*SHORT PROBLEM*
Find the lines that contain the word "yarn" and copy each one.

====== DATASET EXCERPTS ======

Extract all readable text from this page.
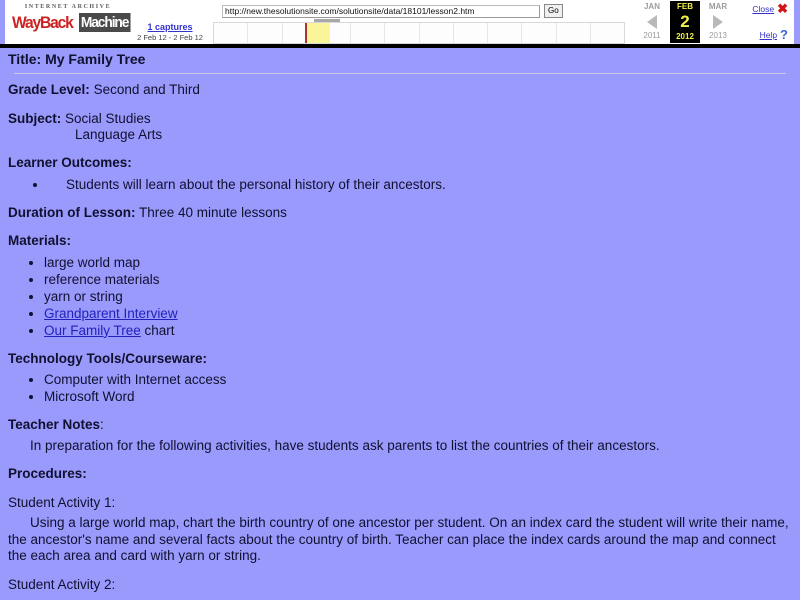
INTERNET ARCHIVE
WayBack Machine	1 captures
2 Feb 12 - 2 Feb 12
http://new.thesolutionsite.com/solutionsite/data/18101/lesson2.htm
Go	JAN
2011
FEB
2
2012
MAR
2013
Close ✖
Help ?
Title: My Family Tree
Grade Level: Second and Third
Subject: Social Studies
Language Arts
Learner Outcomes:
• Students will learn about the personal history of their ancestors.
Duration of Lesson: Three 40 minute lessons
Materials:
• large world map
• reference materials
• yarn or string
• Grandparent Interview
• Our Family Tree chart
Technology Tools/Courseware:
• Computer with Internet access
• Microsoft Word
Teacher Notes:
In preparation for the following activities, have students ask parents to list the countries of their ancestors.
Procedures:
Student Activity 1:
Using a large world map, chart the birth country of one ancestor per student. On an index card the student will write their name, the ancestor's name and several facts about the country of birth. Teacher can place the index cards around the map and connect the each area and card with yarn or string.
Student Activity 2:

======

*PROBLEM SOLUTION*
• yarn or string
Using a large world map, chart the birth country of one ancestor per student. On an index card the student will write their name, the ancestor's name and several facts about the country of birth. Teacher can place the index cards around the map and connect the each area and card with yarn or string.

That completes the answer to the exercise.